▸ **Required work**:
Quote, without change, all of the lines that follow.

** begin Supplied entries **

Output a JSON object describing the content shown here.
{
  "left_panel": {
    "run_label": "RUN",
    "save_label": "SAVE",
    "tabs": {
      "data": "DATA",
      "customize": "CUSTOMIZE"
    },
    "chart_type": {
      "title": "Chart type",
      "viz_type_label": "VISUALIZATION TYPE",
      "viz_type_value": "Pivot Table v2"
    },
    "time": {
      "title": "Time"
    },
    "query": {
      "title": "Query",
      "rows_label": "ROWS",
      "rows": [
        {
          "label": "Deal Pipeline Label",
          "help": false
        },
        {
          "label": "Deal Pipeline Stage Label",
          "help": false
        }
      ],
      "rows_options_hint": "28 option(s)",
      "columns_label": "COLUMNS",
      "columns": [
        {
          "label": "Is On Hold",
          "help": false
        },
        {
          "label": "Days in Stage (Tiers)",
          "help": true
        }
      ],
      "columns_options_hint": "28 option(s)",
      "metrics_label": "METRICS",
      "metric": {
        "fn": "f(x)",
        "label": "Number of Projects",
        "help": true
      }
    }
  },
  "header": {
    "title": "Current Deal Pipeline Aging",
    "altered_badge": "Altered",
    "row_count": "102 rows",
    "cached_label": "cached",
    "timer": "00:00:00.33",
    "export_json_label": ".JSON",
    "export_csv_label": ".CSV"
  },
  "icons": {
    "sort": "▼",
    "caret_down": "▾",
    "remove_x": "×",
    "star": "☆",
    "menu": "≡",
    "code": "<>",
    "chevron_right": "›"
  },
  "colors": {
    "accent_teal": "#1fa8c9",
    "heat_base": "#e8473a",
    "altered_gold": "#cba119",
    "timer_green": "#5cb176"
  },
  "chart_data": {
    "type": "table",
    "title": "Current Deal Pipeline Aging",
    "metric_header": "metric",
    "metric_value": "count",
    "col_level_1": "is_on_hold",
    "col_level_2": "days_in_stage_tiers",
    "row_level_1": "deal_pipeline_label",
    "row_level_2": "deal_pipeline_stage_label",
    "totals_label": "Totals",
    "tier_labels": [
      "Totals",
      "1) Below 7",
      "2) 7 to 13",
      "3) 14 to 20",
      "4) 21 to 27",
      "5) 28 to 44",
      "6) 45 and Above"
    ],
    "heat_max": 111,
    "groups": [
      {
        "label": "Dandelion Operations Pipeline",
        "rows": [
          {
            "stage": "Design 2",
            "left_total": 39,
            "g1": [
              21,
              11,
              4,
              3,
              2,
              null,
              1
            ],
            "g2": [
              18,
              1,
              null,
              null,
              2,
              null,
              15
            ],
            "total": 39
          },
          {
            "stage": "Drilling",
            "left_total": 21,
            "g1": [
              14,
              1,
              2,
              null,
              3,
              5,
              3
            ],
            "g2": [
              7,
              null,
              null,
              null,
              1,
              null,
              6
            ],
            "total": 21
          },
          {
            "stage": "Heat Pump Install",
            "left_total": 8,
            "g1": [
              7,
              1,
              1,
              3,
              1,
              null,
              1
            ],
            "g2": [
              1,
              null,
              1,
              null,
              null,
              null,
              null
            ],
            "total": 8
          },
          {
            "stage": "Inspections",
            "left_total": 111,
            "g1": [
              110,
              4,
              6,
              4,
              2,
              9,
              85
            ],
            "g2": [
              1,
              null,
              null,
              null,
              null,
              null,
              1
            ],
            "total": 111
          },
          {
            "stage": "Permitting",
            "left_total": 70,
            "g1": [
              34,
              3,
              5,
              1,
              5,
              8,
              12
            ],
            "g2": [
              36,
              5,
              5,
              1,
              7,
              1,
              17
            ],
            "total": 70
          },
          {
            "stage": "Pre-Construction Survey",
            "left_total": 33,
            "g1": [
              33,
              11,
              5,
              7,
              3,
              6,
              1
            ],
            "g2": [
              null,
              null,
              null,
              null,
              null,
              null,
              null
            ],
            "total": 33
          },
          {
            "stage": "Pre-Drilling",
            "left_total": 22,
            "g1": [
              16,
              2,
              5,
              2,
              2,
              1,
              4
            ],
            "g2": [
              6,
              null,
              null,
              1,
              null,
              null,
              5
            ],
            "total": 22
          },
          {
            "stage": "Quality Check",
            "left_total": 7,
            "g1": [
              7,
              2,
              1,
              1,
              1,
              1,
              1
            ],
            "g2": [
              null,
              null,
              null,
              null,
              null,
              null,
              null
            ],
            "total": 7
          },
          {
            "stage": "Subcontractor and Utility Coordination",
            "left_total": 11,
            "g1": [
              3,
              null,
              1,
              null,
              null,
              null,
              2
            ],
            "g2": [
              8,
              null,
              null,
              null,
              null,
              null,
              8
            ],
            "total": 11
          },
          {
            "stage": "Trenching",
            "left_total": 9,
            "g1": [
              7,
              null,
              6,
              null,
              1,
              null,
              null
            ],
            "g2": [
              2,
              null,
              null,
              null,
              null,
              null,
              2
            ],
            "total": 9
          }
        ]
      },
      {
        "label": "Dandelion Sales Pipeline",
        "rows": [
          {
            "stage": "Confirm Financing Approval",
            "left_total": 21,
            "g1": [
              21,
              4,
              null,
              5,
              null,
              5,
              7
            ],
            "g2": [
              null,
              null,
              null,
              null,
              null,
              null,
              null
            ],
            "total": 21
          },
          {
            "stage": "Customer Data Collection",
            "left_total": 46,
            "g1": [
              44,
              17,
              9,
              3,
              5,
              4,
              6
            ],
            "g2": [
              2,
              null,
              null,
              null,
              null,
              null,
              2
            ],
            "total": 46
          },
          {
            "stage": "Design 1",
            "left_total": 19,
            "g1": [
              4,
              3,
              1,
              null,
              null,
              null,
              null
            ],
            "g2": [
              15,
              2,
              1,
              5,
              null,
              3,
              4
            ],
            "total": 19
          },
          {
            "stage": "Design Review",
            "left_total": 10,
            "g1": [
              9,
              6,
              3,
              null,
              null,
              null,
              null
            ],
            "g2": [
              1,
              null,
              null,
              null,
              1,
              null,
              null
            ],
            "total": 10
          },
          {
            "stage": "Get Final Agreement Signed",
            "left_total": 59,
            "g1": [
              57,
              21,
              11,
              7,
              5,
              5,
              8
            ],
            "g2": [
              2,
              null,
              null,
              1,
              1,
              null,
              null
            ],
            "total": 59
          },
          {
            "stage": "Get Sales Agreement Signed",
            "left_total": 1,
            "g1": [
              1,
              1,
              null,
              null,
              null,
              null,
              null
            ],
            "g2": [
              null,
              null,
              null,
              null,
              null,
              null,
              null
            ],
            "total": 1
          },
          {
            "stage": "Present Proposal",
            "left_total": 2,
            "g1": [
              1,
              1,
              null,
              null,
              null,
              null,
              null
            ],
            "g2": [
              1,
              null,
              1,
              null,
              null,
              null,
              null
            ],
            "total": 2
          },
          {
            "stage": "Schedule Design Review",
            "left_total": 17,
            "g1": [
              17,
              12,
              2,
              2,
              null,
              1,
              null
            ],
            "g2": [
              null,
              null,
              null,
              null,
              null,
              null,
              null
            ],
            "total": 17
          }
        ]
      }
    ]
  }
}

** end Supplied entries **

▸ **Reply**:
Output a JSON object describing the content shown here.
{
  "left_panel": {
    "run_label": "RUN",
    "save_label": "SAVE",
    "tabs": {
      "data": "DATA",
      "customize": "CUSTOMIZE"
    },
    "chart_type": {
      "title": "Chart type",
      "viz_type_label": "VISUALIZATION TYPE",
      "viz_type_value": "Pivot Table v2"
    },
    "time": {
      "title": "Time"
    },
    "query": {
      "title": "Query",
      "rows_label": "ROWS",
      "rows": [
        {
          "label": "Deal Pipeline Label",
          "help": false
        },
        {
          "label": "Deal Pipeline Stage Label",
          "help": false
        }
      ],
      "rows_options_hint": "28 option(s)",
      "columns_label": "COLUMNS",
      "columns": [
        {
          "label": "Is On Hold",
          "help": false
        },
        {
          "label": "Days in Stage (Tiers)",
          "help": true
        }
      ],
      "columns_options_hint": "28 option(s)",
      "metrics_label": "METRICS",
      "metric": {
        "fn": "f(x)",
        "label": "Number of Projects",
        "help": true
      }
    }
  },
  "header": {
    "title": "Current Deal Pipeline Aging",
    "altered_badge": "Altered",
    "row_count": "102 rows",
    "cached_label": "cached",
    "timer": "00:00:00.33",
    "export_json_label": ".JSON",
    "export_csv_label": ".CSV"
  },
  "icons": {
    "sort": "▼",
    "caret_down": "▾",
    "remove_x": "×",
    "star": "☆",
    "menu": "≡",
    "code": "<>",
    "chevron_right": "›"
  },
  "colors": {
    "accent_teal": "#1fa8c9",
    "heat_base": "#e8473a",
    "altered_gold": "#cba119",
    "timer_green": "#5cb176"
  },
  "chart_data": {
    "type": "table",
    "title": "Current Deal Pipeline Aging",
    "metric_header": "metric",
    "metric_value": "count",
    "col_level_1": "is_on_hold",
    "col_level_2": "days_in_stage_tiers",
    "row_level_1": "deal_pipeline_label",
    "row_level_2": "deal_pipeline_stage_label",
    "totals_label": "Totals",
    "tier_labels": [
      "Totals",
      "1) Below 7",
      "2) 7 to 13",
      "3) 14 to 20",
      "4) 21 to 27",
      "5) 28 to 44",
      "6) 45 and Above"
    ],
    "heat_max": 111,
    "groups": [
      {
        "label": "Dandelion Operations Pipeline",
        "rows": [
          {
            "stage": "Design 2",
            "left_total": 39,
            "g1": [
              21,
              11,
              4,
              3,
              2,
              null,
              1
            ],
            "g2": [
              18,
              1,
              null,
              null,
              2,
              null,
              15
            ],
            "total": 39
          },
          {
            "stage": "Drilling",
            "left_total": 21,
            "g1": [
              14,
              1,
              2,
              null,
              3,
              5,
              3
            ],
            "g2": [
              7,
              null,
              null,
              null,
              1,
              null,
              6
            ],
            "total": 21
          },
          {
            "stage": "Heat Pump Install",
            "left_total": 8,
            "g1": [
              7,
              1,
              1,
              3,
              1,
              null,
              1
            ],
            "g2": [
              1,
              null,
              1,
              null,
              null,
              null,
              null
            ],
            "total": 8
          },
          {
            "stage": "Inspections",
            "left_total": 111,
            "g1": [
              110,
              4,
              6,
              4,
              2,
              9,
              85
            ],
            "g2": [
              1,
              null,
              null,
              null,
              null,
              null,
              1
            ],
            "total": 111
          },
          {
            "stage": "Permitting",
            "left_total": 70,
            "g1": [
              34,
              3,
              5,
              1,
              5,
              8,
              12
            ],
            "g2": [
              36,
              5,
              5,
              1,
              7,
              1,
              17
            ],
            "total": 70
          },
          {
            "stage": "Pre-Construction Survey",
            "left_total": 33,
            "g1": [
              33,
              11,
              5,
              7,
              3,
              6,
              1
            ],
            "g2": [
              null,
              null,
              null,
              null,
              null,
              null,
              null
            ],
            "total": 33
          },
          {
            "stage": "Pre-Drilling",
            "left_total": 22,
            "g1": [
              16,
              2,
              5,
              2,
              2,
              1,
              4
            ],
            "g2": [
              6,
              null,
              null,
              1,
              null,
              null,
              5
            ],
            "total": 22
          },
          {
            "stage": "Quality Check",
            "left_total": 7,
            "g1": [
              7,
              2,
              1,
              1,
              1,
              1,
              1
            ],
            "g2": [
              null,
              null,
              null,
              null,
              null,
              null,
              null
            ],
            "total": 7
          },
          {
            "stage": "Subcontractor and Utility Coordination",
            "left_total": 11,
            "g1": [
              3,
              null,
              1,
              null,
              null,
              null,
              2
            ],
            "g2": [
              8,
              null,
              null,
              null,
              null,
              null,
              8
            ],
            "total": 11
          },
          {
            "stage": "Trenching",
            "left_total": 9,
            "g1": [
              7,
              null,
              6,
              null,
              1,
              null,
              null
            ],
            "g2": [
              2,
              null,
              null,
              null,
              null,
              null,
              2
            ],
            "total": 9
          }
        ]
      },
      {
        "label": "Dandelion Sales Pipeline",
        "rows": [
          {
            "stage": "Confirm Financing Approval",
            "left_total": 21,
            "g1": [
              21,
              4,
              null,
              5,
              null,
              5,
              7
            ],
            "g2": [
              null,
              null,
              null,
              null,
              null,
              null,
              null
            ],
            "total": 21
          },
          {
            "stage": "Customer Data Collection",
            "left_total": 46,
            "g1": [
              44,
              17,
              9,
              3,
              5,
              4,
              6
            ],
            "g2": [
              2,
              null,
              null,
              null,
              null,
              null,
              2
            ],
            "total": 46
          },
          {
            "stage": "Design 1",
            "left_total": 19,
            "g1": [
              4,
              3,
              1,
              null,
              null,
              null,
              null
            ],
            "g2": [
              15,
              2,
              1,
              5,
              null,
              3,
              4
            ],
            "total": 19
          },
          {
            "stage": "Design Review",
            "left_total": 10,
            "g1": [
              9,
              6,
              3,
              null,
              null,
              null,
              null
            ],
            "g2": [
              1,
              null,
              null,
              null,
              1,
              null,
              null
            ],
            "total": 10
          },
          {
            "stage": "Get Final Agreement Signed",
            "left_total": 59,
            "g1": [
              57,
              21,
              11,
              7,
              5,
              5,
              8
            ],
            "g2": [
              2,
              null,
              null,
              1,
              1,
              null,
              null
            ],
            "total": 59
          },
          {
            "stage": "Get Sales Agreement Signed",
            "left_total": 1,
            "g1": [
              1,
              1,
              null,
              null,
              null,
              null,
              null
            ],
            "g2": [
              null,
              null,
              null,
              null,
              null,
              null,
              null
            ],
            "total": 1
          },
          {
            "stage": "Present Proposal",
            "left_total": 2,
            "g1": [
              1,
              1,
              null,
              null,
              null,
              null,
              null
            ],
            "g2": [
              1,
              null,
              1,
              null,
              null,
              null,
              null
            ],
            "total": 2
          },
          {
            "stage": "Schedule Design Review",
            "left_total": 17,
            "g1": [
              17,
              12,
              2,
              2,
              null,
              1,
              null
            ],
            "g2": [
              null,
              null,
              null,
              null,
              null,
              null,
              null
            ],
            "total": 17
          }
        ]
      }
    ]
  }
}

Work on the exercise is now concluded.